- ARBEITSANWEISUNGEN:
(a) Zitiere aus dem Textauszug über Meret Oppenheim wortgetreu die Passage von „Burkhard Wenger Sie“ bis „geboren, genau ...“.
(b) Wo verbrachten Meret, ihre Mutter und ihre Schwester laut dem Textauszug über Meret Oppenheim viele Monate im Ersten Weltkrieg?
(c) Übersetze den Satz „Es war eine alte Tradition in der Familie, dass man sich gut mochte.“ aus dem Textauszug über Meret Oppenheim ins Englische.

- TEXTAUSZUG:
Burkhard Wenger Sie hat gern Masken angezogen und sich kostümiert, das hat sie sehr gern gemacht, in einem metallisch-schillernden Kleid war sie das kleine Meretlein von Gottfried Keller, das böse Kind, das nicht gelernt hat, nicht geglaubt hat, nicht gefolgt hat, alle Männer verhext hat, das war schon eine lustige Namenwahl, nomen est omen, kann man da schon sagen!

Thomas Levy ... ja, das Meretlein, das ist, glaub ich, oh Gott, das ist doch so ein Schweizer Hutschidiputschili, es gibt irgend so einen anderen Schweizer Ausdruck dafür, aber ich finde, dass sie das nicht war ...

Ruth Henry ... sie war ja Schweizerin zur Hälfte ...

Daniel Spoerri ... sie ist ’13 geboren, genau, der Bruder ist ’19 geboren, genau ...

Burkhard Wenger Ich bin 6 Jahre jünger als sie. Sie liebte die Eltern und die Eltern liebten sie, sie war das Traumkind meiner Mutter.

Thomas Levy ... ich meine, sie ist nicht die Hexe oder das Kräutermädchen, die da was macht oder kocht, dafür war sie viel zu realistisch, sie stand schon mit beiden Beinen im Leben ...

Burkhard Wenger ... meine Mutter hatte sich immer gewünscht: ein schönes Kind, ein gescheites Kind und ein liebes Kind. Sie haben ja vorhin das Schild gesehen: Meret-Oppenheim-Straße ...

Martin Bühler ... die Straße ist grauenhaft, Medienmarkt und andere grauenhafte Sachen ...

Burkhard Wenger ... bei der Einweihung dieser Straße in Basel hab ich diese Geschichte auch erzählt ...

Martin Bühler ... es sah noch viel grässlicher aus, man hätte, in Anführungszeichen »man«, da hätte ich auch zugehört, sich wehren können und sagen, kommt nicht in Frage, und »man« hat’s dann aber nicht gemacht, mir war’s einfach auch egal, ich hab mich damals, als die ganze Sache akut wurde, nicht so fest gekümmert ...

Burkhard Wenger ... und hab dann gesagt, es ist genauso herausgekommen: Meret war ein wunderschönes Kind, Kristin hochgescheit, und dann hab ich nichts mehr gesagt ...

Martin Bühler ... bin dann erst später wieder eingestiegen und habe gesagt, ich möchte auch als Teil der Familie sagen, so, das machen wir, das machen wir nicht ...

Burkhard Wenger Es war eine alte Tradition in der Familie, dass man sich gut mochte. Meret hat sich gut gefühlt in der Familie, das muss man schon sagen, auch in der großelterlichen. Sie liebte den Großvater, Theo Wenger, und die Großmutter heiß, die hatten ein wunderschönes Haus im Jura, in Delsberg, Delémont. Da haben Meret, ihre Mutter und ihre Schwester viele Monate im Ersten Weltkrieg verbracht, als mein Vater als Sanitätsoffizier, ich weiß nicht mehr welchen Grades, Major oder so, im Feld war.

Daniel Spoerri ... die Schwester war übrigens Grafologin, die mochte sie sehr ...

- DATENAUSZÜGE:
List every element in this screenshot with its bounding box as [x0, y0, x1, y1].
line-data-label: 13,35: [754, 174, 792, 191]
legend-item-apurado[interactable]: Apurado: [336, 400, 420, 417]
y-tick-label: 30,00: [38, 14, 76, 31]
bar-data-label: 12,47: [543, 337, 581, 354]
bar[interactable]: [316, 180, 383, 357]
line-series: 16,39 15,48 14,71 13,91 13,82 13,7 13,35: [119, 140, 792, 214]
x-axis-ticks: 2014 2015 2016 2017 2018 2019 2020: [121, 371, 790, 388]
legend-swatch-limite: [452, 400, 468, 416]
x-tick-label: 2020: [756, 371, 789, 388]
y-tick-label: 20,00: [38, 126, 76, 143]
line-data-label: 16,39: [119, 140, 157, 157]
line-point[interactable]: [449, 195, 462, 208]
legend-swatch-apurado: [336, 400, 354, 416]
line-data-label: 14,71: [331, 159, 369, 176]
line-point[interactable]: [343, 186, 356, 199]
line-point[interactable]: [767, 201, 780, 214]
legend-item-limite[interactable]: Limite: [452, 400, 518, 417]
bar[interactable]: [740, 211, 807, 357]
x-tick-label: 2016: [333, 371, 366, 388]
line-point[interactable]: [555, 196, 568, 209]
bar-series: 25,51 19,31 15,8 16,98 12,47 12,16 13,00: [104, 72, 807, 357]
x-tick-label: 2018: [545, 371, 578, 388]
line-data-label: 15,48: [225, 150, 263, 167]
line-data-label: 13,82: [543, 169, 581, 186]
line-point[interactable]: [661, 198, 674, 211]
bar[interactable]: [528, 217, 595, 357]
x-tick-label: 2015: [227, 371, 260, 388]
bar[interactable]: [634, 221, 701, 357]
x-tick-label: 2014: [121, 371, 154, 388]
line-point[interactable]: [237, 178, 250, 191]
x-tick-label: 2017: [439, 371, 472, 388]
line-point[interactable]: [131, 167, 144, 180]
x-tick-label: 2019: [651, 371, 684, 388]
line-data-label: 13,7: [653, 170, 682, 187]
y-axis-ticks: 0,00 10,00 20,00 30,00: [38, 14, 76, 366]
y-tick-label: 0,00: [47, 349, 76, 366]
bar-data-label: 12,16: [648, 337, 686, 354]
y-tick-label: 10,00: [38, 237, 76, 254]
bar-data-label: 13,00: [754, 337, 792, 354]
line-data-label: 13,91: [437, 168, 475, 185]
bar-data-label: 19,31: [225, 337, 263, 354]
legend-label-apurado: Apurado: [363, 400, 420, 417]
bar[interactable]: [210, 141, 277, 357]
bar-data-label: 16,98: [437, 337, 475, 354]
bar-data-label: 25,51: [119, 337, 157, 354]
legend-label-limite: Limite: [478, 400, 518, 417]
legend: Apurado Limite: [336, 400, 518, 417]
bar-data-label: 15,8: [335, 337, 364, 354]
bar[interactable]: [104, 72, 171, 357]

- LÖSUNGEN:
(a)
Burkhard Wenger Sie hat gern Masken angezogen und sich kostümiert, das hat sie sehr gern gemacht, in einem metallisch-schillernden Kleid war sie das kleine Meretlein von Gottfried Keller, das böse Kind, das nicht gelernt hat, nicht geglaubt hat, nicht gefolgt hat, alle Männer verhext hat, das war schon eine lustige Namenwahl, nomen est omen, kann man da schon sagen!

Thomas Levy ... ja, das Meretlein, das ist, glaub ich, oh Gott, das ist doch so ein Schweizer Hutschidiputschili, es gibt irgend so einen anderen Schweizer Ausdruck dafür, aber ich finde, dass sie das nicht war ...

Ruth Henry ... sie war ja Schweizerin zur Hälfte ...

Daniel Spoerri ... sie ist ’13 geboren, genau, der Bruder ist ’19 geboren, genau ...

(b) Im Haus der Großeltern in Delsberg (Delémont) im Jura.

(c) It was an old tradition in the family that people liked one another.